* **SET EXERCISE**:
Narrow the data below down to the lines containing "name".

* **INFORMATION PROVIDED**:
****************************************
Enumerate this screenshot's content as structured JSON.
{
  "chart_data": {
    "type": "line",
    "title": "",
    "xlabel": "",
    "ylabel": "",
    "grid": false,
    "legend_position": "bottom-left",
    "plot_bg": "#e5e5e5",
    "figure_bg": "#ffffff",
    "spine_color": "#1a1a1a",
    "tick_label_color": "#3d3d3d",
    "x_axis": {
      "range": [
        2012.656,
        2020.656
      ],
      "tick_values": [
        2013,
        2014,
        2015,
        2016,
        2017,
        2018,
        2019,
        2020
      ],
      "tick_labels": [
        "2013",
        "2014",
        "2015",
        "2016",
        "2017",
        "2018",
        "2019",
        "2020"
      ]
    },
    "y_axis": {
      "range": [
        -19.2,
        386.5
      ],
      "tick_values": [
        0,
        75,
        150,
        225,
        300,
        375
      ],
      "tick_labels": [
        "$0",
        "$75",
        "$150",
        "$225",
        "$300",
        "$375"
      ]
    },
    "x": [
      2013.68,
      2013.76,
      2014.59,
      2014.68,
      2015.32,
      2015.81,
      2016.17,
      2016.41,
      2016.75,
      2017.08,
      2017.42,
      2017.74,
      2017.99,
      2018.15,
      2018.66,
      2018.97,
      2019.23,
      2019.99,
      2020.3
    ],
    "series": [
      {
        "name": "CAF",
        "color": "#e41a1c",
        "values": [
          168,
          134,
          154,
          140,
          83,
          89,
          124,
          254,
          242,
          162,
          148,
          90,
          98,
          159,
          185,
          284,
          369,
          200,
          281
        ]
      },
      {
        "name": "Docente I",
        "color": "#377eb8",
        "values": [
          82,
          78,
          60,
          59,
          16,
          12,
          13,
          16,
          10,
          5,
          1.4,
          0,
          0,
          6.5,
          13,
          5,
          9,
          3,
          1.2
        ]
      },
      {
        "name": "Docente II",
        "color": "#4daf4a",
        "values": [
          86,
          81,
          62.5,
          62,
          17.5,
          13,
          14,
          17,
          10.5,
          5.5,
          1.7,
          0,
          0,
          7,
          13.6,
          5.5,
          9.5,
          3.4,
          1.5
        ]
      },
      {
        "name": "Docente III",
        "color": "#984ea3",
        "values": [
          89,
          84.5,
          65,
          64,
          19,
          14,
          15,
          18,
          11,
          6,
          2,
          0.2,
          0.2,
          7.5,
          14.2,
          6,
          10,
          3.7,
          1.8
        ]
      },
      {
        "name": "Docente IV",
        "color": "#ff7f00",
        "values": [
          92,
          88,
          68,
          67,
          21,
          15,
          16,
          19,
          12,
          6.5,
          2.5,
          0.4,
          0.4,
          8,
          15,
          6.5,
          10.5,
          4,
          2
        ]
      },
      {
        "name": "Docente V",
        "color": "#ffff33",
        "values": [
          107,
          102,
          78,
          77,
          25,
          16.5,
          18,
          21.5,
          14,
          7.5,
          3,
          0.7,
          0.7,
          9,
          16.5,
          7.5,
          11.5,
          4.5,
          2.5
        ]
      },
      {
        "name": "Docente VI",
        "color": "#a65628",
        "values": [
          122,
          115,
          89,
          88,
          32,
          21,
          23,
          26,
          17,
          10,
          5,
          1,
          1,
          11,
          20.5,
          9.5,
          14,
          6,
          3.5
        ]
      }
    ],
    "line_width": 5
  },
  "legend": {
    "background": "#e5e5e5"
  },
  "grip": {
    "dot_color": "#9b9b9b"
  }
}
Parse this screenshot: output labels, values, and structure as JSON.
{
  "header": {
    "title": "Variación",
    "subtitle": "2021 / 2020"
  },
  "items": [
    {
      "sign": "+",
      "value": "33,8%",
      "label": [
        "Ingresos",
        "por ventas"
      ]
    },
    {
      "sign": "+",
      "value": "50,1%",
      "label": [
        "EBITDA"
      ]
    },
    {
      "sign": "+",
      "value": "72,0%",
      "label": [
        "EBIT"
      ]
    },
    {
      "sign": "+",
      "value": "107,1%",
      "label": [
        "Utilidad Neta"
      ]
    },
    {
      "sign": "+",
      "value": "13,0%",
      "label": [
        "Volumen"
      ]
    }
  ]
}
****************************************
* **PROBLEM SOLUTION**:
        "name": "CAF",
        "name": "Docente I",
        "name": "Docente II",
        "name": "Docente III",
        "name": "Docente IV",
        "name": "Docente V",
        "name": "Docente VI",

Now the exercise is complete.